- **PROBLEM TO SOLVE**: Can you reproduce the data beneath, keeping every line exact?

- **EXTRACTED INFORMATION**:
┏━━
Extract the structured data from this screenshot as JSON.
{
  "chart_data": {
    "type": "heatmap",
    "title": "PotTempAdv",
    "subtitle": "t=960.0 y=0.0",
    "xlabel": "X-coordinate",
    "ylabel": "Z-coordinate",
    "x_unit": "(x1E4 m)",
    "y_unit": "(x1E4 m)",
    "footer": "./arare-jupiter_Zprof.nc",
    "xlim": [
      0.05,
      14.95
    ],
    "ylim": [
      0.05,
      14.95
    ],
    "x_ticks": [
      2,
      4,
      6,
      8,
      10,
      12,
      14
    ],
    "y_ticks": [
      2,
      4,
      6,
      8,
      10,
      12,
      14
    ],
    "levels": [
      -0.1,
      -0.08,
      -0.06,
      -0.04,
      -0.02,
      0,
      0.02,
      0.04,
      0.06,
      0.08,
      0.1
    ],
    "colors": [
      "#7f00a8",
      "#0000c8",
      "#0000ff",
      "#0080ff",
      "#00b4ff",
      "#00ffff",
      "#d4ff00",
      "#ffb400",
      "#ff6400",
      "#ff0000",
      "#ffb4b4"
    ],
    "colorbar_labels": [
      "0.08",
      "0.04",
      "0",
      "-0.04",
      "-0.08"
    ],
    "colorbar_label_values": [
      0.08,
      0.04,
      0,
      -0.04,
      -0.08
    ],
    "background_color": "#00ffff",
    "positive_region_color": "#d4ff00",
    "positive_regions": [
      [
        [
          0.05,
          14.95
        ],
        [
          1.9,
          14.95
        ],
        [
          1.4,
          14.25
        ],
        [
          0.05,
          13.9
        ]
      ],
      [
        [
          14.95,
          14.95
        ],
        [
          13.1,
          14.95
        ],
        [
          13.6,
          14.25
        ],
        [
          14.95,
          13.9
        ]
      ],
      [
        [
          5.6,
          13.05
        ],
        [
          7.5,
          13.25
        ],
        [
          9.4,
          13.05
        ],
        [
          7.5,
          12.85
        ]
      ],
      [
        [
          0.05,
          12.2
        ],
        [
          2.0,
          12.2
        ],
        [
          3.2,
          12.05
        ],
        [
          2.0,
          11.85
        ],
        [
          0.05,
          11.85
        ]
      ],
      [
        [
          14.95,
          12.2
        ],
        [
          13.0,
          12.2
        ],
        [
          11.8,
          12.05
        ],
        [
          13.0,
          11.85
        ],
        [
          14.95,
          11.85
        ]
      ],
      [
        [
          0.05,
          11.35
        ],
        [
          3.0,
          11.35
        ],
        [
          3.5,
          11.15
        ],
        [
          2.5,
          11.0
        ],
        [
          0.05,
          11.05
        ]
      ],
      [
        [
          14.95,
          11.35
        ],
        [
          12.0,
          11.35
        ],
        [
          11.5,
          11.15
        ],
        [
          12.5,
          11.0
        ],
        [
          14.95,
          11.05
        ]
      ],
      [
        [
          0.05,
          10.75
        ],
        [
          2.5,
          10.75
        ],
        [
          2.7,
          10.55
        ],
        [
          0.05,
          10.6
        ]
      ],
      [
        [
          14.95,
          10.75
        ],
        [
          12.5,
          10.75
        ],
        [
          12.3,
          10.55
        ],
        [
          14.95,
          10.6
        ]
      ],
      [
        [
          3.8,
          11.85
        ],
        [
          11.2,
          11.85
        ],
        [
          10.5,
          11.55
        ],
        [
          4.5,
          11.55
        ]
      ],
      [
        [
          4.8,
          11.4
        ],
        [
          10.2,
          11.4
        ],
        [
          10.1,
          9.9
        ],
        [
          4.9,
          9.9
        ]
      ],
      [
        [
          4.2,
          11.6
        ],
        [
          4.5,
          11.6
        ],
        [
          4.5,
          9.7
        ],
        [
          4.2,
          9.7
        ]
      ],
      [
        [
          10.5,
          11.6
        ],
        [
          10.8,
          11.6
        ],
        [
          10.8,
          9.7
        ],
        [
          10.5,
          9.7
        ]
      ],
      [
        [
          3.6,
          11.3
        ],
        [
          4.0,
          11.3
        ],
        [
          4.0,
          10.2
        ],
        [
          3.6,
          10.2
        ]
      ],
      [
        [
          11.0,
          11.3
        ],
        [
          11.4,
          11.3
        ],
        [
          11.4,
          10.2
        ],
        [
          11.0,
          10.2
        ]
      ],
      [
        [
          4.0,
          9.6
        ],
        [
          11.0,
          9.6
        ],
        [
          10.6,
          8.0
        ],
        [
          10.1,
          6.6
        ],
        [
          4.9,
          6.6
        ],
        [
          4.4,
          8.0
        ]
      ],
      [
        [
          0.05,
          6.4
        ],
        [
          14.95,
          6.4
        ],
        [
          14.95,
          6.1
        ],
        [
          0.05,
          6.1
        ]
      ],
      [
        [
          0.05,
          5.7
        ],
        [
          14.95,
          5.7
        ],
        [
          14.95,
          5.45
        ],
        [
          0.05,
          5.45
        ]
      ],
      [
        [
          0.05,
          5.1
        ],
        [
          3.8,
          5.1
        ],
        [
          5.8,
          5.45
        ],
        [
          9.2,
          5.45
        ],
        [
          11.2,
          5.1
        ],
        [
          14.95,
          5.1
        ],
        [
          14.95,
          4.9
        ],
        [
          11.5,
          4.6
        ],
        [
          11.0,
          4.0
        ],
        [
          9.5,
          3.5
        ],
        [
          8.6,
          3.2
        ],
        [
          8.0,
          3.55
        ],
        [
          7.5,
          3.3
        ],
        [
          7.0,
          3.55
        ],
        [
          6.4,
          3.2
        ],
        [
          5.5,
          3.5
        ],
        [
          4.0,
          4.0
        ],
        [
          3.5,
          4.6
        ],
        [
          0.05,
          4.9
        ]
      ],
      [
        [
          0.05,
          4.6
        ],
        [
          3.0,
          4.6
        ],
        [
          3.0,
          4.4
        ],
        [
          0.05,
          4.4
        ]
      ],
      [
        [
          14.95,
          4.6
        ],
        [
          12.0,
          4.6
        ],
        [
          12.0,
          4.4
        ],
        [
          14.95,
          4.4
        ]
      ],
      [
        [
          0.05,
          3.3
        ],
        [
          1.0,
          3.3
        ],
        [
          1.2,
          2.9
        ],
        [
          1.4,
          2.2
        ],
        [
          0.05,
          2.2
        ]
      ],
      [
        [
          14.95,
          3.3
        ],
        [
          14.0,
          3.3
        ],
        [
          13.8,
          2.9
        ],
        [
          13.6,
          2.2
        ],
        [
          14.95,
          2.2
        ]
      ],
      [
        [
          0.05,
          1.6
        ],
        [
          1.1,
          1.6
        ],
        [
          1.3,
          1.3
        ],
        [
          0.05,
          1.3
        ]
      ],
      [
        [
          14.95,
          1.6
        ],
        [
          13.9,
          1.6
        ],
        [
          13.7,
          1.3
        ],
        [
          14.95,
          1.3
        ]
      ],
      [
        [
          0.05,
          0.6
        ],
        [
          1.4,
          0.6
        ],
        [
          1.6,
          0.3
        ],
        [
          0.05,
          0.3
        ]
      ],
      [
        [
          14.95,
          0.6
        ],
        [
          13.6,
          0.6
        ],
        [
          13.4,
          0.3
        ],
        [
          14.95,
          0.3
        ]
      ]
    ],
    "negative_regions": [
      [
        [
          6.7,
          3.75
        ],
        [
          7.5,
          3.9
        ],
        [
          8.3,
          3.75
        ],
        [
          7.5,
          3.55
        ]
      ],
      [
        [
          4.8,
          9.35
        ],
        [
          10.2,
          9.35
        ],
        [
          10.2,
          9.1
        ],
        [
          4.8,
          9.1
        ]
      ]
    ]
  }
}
┗━━
- **WRITTEN SOLUTION**:
Extract the structured data from this screenshot as JSON.
{
  "chart_data": {
    "type": "heatmap",
    "title": "PotTempAdv",
    "subtitle": "t=960.0 y=0.0",
    "xlabel": "X-coordinate",
    "ylabel": "Z-coordinate",
    "x_unit": "(x1E4 m)",
    "y_unit": "(x1E4 m)",
    "footer": "./arare-jupiter_Zprof.nc",
    "xlim": [
      0.05,
      14.95
    ],
    "ylim": [
      0.05,
      14.95
    ],
    "x_ticks": [
      2,
      4,
      6,
      8,
      10,
      12,
      14
    ],
    "y_ticks": [
      2,
      4,
      6,
      8,
      10,
      12,
      14
    ],
    "levels": [
      -0.1,
      -0.08,
      -0.06,
      -0.04,
      -0.02,
      0,
      0.02,
      0.04,
      0.06,
      0.08,
      0.1
    ],
    "colors": [
      "#7f00a8",
      "#0000c8",
      "#0000ff",
      "#0080ff",
      "#00b4ff",
      "#00ffff",
      "#d4ff00",
      "#ffb400",
      "#ff6400",
      "#ff0000",
      "#ffb4b4"
    ],
    "colorbar_labels": [
      "0.08",
      "0.04",
      "0",
      "-0.04",
      "-0.08"
    ],
    "colorbar_label_values": [
      0.08,
      0.04,
      0,
      -0.04,
      -0.08
    ],
    "background_color": "#00ffff",
    "positive_region_color": "#d4ff00",
    "positive_regions": [
      [
        [
          0.05,
          14.95
        ],
        [
          1.9,
          14.95
        ],
        [
          1.4,
          14.25
        ],
        [
          0.05,
          13.9
        ]
      ],
      [
        [
          14.95,
          14.95
        ],
        [
          13.1,
          14.95
        ],
        [
          13.6,
          14.25
        ],
        [
          14.95,
          13.9
        ]
      ],
      [
        [
          5.6,
          13.05
        ],
        [
          7.5,
          13.25
        ],
        [
          9.4,
          13.05
        ],
        [
          7.5,
          12.85
        ]
      ],
      [
        [
          0.05,
          12.2
        ],
        [
          2.0,
          12.2
        ],
        [
          3.2,
          12.05
        ],
        [
          2.0,
          11.85
        ],
        [
          0.05,
          11.85
        ]
      ],
      [
        [
          14.95,
          12.2
        ],
        [
          13.0,
          12.2
        ],
        [
          11.8,
          12.05
        ],
        [
          13.0,
          11.85
        ],
        [
          14.95,
          11.85
        ]
      ],
      [
        [
          0.05,
          11.35
        ],
        [
          3.0,
          11.35
        ],
        [
          3.5,
          11.15
        ],
        [
          2.5,
          11.0
        ],
        [
          0.05,
          11.05
        ]
      ],
      [
        [
          14.95,
          11.35
        ],
        [
          12.0,
          11.35
        ],
        [
          11.5,
          11.15
        ],
        [
          12.5,
          11.0
        ],
        [
          14.95,
          11.05
        ]
      ],
      [
        [
          0.05,
          10.75
        ],
        [
          2.5,
          10.75
        ],
        [
          2.7,
          10.55
        ],
        [
          0.05,
          10.6
        ]
      ],
      [
        [
          14.95,
          10.75
        ],
        [
          12.5,
          10.75
        ],
        [
          12.3,
          10.55
        ],
        [
          14.95,
          10.6
        ]
      ],
      [
        [
          3.8,
          11.85
        ],
        [
          11.2,
          11.85
        ],
        [
          10.5,
          11.55
        ],
        [
          4.5,
          11.55
        ]
      ],
      [
        [
          4.8,
          11.4
        ],
        [
          10.2,
          11.4
        ],
        [
          10.1,
          9.9
        ],
        [
          4.9,
          9.9
        ]
      ],
      [
        [
          4.2,
          11.6
        ],
        [
          4.5,
          11.6
        ],
        [
          4.5,
          9.7
        ],
        [
          4.2,
          9.7
        ]
      ],
      [
        [
          10.5,
          11.6
        ],
        [
          10.8,
          11.6
        ],
        [
          10.8,
          9.7
        ],
        [
          10.5,
          9.7
        ]
      ],
      [
        [
          3.6,
          11.3
        ],
        [
          4.0,
          11.3
        ],
        [
          4.0,
          10.2
        ],
        [
          3.6,
          10.2
        ]
      ],
      [
        [
          11.0,
          11.3
        ],
        [
          11.4,
          11.3
        ],
        [
          11.4,
          10.2
        ],
        [
          11.0,
          10.2
        ]
      ],
      [
        [
          4.0,
          9.6
        ],
        [
          11.0,
          9.6
        ],
        [
          10.6,
          8.0
        ],
        [
          10.1,
          6.6
        ],
        [
          4.9,
          6.6
        ],
        [
          4.4,
          8.0
        ]
      ],
      [
        [
          0.05,
          6.4
        ],
        [
          14.95,
          6.4
        ],
        [
          14.95,
          6.1
        ],
        [
          0.05,
          6.1
        ]
      ],
      [
        [
          0.05,
          5.7
        ],
        [
          14.95,
          5.7
        ],
        [
          14.95,
          5.45
        ],
        [
          0.05,
          5.45
        ]
      ],
      [
        [
          0.05,
          5.1
        ],
        [
          3.8,
          5.1
        ],
        [
          5.8,
          5.45
        ],
        [
          9.2,
          5.45
        ],
        [
          11.2,
          5.1
        ],
        [
          14.95,
          5.1
        ],
        [
          14.95,
          4.9
        ],
        [
          11.5,
          4.6
        ],
        [
          11.0,
          4.0
        ],
        [
          9.5,
          3.5
        ],
        [
          8.6,
          3.2
        ],
        [
          8.0,
          3.55
        ],
        [
          7.5,
          3.3
        ],
        [
          7.0,
          3.55
        ],
        [
          6.4,
          3.2
        ],
        [
          5.5,
          3.5
        ],
        [
          4.0,
          4.0
        ],
        [
          3.5,
          4.6
        ],
        [
          0.05,
          4.9
        ]
      ],
      [
        [
          0.05,
          4.6
        ],
        [
          3.0,
          4.6
        ],
        [
          3.0,
          4.4
        ],
        [
          0.05,
          4.4
        ]
      ],
      [
        [
          14.95,
          4.6
        ],
        [
          12.0,
          4.6
        ],
        [
          12.0,
          4.4
        ],
        [
          14.95,
          4.4
        ]
      ],
      [
        [
          0.05,
          3.3
        ],
        [
          1.0,
          3.3
        ],
        [
          1.2,
          2.9
        ],
        [
          1.4,
          2.2
        ],
        [
          0.05,
          2.2
        ]
      ],
      [
        [
          14.95,
          3.3
        ],
        [
          14.0,
          3.3
        ],
        [
          13.8,
          2.9
        ],
        [
          13.6,
          2.2
        ],
        [
          14.95,
          2.2
        ]
      ],
      [
        [
          0.05,
          1.6
        ],
        [
          1.1,
          1.6
        ],
        [
          1.3,
          1.3
        ],
        [
          0.05,
          1.3
        ]
      ],
      [
        [
          14.95,
          1.6
        ],
        [
          13.9,
          1.6
        ],
        [
          13.7,
          1.3
        ],
        [
          14.95,
          1.3
        ]
      ],
      [
        [
          0.05,
          0.6
        ],
        [
          1.4,
          0.6
        ],
        [
          1.6,
          0.3
        ],
        [
          0.05,
          0.3
        ]
      ],
      [
        [
          14.95,
          0.6
        ],
        [
          13.6,
          0.6
        ],
        [
          13.4,
          0.3
        ],
        [
          14.95,
          0.3
        ]
      ]
    ],
    "negative_regions": [
      [
        [
          6.7,
          3.75
        ],
        [
          7.5,
          3.9
        ],
        [
          8.3,
          3.75
        ],
        [
          7.5,
          3.55
        ]
      ],
      [
        [
          4.8,
          9.35
        ],
        [
          10.2,
          9.35
        ],
        [
          10.2,
          9.1
        ],
        [
          4.8,
          9.1
        ]
      ]
    ]
  }
}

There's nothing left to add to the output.